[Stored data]
** begin **

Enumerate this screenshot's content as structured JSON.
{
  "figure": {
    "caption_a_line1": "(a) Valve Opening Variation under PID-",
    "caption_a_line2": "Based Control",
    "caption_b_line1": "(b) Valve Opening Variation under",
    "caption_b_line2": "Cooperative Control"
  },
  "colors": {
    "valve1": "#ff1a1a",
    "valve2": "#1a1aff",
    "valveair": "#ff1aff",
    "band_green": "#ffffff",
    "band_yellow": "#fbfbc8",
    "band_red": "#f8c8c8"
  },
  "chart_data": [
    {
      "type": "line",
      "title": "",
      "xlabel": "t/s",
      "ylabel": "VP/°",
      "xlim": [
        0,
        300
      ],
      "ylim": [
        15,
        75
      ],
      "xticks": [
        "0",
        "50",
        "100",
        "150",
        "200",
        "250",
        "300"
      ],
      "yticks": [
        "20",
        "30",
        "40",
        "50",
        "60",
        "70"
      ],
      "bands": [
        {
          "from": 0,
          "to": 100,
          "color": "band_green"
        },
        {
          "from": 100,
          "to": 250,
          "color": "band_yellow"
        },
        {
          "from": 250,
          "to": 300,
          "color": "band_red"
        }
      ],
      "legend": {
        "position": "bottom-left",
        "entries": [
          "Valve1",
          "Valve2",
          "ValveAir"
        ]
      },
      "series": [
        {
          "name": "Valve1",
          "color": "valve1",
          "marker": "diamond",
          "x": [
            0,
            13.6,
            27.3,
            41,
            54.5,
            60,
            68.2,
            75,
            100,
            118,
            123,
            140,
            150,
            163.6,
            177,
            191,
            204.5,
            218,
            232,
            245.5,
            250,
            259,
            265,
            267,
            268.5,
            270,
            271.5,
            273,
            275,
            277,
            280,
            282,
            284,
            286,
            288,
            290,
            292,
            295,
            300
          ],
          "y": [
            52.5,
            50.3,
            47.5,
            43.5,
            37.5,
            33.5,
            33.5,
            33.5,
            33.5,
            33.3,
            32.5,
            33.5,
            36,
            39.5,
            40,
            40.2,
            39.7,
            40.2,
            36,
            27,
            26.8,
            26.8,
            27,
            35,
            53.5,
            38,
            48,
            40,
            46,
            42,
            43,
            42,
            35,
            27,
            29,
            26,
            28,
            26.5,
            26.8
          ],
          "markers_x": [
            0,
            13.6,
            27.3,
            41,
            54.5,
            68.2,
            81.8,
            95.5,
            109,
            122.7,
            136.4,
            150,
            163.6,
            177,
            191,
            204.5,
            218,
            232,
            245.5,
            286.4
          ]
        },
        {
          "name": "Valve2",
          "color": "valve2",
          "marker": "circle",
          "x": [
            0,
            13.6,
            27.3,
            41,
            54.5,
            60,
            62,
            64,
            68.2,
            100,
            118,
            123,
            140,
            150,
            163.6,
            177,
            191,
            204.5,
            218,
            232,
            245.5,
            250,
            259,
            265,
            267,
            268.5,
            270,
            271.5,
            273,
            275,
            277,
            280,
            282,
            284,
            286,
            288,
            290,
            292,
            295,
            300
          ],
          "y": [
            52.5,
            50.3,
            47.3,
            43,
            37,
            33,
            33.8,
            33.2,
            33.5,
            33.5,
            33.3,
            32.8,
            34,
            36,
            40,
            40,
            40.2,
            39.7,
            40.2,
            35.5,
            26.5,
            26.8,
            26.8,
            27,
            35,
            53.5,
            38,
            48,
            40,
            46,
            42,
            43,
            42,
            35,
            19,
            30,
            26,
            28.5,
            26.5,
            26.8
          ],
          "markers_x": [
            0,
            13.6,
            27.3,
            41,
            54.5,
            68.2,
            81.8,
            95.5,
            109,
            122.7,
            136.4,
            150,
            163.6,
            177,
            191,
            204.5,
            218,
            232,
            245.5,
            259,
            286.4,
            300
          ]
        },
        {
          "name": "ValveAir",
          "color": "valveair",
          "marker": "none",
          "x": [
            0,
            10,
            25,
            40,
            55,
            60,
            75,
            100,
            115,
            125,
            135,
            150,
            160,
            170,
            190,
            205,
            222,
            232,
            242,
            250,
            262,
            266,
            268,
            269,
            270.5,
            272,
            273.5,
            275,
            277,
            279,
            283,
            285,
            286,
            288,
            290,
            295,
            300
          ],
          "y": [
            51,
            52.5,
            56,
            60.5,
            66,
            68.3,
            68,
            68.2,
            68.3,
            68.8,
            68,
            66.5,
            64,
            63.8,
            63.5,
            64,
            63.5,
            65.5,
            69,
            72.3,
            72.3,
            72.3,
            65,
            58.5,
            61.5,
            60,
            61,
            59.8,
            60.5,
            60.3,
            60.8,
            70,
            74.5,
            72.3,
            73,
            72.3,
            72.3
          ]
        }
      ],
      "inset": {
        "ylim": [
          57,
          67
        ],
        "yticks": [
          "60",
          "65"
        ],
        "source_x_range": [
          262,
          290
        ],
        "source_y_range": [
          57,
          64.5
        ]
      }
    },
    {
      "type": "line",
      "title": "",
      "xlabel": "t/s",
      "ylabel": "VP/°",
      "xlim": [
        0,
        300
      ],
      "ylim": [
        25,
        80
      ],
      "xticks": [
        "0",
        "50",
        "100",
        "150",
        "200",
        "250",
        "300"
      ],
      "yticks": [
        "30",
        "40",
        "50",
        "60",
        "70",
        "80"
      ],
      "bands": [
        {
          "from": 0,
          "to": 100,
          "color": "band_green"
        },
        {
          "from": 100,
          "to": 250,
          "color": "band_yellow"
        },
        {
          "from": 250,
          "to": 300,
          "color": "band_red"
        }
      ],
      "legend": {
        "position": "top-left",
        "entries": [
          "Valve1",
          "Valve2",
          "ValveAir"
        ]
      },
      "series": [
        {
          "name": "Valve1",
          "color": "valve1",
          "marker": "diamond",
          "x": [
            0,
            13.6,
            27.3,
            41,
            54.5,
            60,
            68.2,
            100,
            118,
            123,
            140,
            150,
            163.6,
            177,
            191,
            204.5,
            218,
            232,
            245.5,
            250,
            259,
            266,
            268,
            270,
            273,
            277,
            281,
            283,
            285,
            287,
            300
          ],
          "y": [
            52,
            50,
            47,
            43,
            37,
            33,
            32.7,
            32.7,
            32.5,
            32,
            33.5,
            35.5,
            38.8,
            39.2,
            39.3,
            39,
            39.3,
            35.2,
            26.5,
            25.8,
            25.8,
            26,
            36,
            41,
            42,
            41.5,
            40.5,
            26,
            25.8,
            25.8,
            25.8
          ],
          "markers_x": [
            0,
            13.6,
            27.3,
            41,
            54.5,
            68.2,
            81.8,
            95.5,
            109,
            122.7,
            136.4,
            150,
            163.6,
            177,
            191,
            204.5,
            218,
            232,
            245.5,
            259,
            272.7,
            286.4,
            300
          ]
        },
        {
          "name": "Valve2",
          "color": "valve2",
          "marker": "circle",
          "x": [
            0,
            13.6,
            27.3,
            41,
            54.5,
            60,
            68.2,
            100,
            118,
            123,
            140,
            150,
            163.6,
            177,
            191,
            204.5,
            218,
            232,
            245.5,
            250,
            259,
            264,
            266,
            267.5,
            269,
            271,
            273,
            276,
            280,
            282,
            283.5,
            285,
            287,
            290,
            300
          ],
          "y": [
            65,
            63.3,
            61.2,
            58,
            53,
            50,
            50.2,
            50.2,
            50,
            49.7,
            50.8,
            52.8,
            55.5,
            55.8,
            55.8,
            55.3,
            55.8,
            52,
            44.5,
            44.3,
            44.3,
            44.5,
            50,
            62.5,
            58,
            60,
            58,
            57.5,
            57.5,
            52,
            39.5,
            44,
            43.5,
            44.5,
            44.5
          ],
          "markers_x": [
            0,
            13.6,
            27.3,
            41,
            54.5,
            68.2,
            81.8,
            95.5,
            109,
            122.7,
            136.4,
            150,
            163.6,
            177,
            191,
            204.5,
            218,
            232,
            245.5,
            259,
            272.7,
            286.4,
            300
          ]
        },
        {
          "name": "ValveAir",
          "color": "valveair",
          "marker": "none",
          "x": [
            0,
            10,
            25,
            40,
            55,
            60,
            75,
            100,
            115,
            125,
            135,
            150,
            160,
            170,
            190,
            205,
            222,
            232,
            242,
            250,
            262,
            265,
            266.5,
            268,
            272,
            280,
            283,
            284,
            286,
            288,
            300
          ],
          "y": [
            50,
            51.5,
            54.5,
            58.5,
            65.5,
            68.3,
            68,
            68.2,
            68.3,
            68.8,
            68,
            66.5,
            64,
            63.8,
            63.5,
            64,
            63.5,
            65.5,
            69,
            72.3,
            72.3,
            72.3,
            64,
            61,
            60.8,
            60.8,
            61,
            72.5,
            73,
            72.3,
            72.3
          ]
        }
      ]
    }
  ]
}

** end **

_THE PROBLEM:_ State how many lines of the entries above include the word "left", offering no text other than the number.

_FULL ANSWER:_ 2